Do this
Collect every line of the records below that contains the word "color".

Input
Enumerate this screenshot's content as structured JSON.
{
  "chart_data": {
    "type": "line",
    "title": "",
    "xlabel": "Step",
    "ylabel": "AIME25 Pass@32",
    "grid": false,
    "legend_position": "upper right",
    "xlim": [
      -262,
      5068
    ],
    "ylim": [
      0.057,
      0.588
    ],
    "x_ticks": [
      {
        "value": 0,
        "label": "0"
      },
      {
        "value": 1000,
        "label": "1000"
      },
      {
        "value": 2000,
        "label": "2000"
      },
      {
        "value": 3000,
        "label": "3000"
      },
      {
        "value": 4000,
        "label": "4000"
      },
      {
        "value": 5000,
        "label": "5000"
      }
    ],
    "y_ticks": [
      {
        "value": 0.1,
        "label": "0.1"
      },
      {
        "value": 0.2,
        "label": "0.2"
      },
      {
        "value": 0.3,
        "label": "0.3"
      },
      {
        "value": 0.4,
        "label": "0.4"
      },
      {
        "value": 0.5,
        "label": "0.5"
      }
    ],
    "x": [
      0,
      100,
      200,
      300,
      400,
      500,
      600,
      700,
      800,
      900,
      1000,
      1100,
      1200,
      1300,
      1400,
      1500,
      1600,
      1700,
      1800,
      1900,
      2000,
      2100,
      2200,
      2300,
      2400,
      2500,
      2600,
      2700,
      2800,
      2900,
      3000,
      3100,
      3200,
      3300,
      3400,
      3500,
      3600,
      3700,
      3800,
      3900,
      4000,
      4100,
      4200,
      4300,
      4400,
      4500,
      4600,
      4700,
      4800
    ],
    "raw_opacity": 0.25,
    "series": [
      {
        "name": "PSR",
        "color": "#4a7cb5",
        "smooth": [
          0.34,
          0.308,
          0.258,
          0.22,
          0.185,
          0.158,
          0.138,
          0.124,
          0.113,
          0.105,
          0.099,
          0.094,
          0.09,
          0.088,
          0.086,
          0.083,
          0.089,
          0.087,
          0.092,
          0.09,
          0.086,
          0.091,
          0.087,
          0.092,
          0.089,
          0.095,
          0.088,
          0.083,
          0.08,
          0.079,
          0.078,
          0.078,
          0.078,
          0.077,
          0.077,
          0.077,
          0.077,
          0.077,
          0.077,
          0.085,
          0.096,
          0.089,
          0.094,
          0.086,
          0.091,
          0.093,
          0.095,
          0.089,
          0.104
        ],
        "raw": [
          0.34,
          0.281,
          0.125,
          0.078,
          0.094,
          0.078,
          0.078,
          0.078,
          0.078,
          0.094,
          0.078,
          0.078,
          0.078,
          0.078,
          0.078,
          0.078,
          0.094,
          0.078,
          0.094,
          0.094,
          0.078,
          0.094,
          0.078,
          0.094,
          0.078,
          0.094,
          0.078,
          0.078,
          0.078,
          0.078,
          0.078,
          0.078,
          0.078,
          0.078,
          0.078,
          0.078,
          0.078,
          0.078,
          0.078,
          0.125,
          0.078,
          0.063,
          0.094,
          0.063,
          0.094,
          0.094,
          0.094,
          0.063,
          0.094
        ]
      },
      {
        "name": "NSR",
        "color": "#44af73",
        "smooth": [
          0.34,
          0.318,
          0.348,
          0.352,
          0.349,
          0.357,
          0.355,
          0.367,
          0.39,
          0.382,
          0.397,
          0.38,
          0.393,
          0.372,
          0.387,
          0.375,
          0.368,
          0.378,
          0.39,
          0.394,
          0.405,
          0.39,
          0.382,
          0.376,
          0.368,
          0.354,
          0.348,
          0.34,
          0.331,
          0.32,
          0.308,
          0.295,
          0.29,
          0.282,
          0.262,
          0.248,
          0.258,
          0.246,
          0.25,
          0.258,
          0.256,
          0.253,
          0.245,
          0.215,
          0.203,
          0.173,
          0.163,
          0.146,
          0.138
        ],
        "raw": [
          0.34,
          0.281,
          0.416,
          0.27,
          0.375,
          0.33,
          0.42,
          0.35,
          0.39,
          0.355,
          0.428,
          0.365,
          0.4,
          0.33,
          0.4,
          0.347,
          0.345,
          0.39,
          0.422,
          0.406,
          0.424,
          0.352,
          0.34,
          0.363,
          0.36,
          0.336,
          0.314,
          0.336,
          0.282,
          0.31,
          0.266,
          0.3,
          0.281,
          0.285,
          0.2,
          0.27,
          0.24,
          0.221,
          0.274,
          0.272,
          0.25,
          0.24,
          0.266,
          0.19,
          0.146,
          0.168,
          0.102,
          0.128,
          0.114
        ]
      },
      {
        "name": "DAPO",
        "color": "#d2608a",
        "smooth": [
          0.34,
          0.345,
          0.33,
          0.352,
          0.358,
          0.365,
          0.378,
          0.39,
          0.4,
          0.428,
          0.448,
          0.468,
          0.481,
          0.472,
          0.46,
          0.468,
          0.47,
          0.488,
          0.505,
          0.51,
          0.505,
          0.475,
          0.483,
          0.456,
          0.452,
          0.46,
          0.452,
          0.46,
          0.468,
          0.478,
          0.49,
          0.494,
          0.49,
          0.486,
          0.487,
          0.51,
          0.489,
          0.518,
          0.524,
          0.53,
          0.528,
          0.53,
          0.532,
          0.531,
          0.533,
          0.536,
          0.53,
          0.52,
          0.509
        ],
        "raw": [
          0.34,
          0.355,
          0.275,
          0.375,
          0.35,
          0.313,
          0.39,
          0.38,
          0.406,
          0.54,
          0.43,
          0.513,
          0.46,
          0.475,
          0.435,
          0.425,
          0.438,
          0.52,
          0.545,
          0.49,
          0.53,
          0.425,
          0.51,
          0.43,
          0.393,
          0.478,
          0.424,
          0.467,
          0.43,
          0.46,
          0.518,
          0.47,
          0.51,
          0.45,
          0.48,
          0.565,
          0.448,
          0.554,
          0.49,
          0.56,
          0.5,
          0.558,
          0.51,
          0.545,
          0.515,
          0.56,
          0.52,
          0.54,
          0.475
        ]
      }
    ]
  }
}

Exercise result
        "color": "#4a7cb5",
        "color": "#44af73",
        "color": "#d2608a",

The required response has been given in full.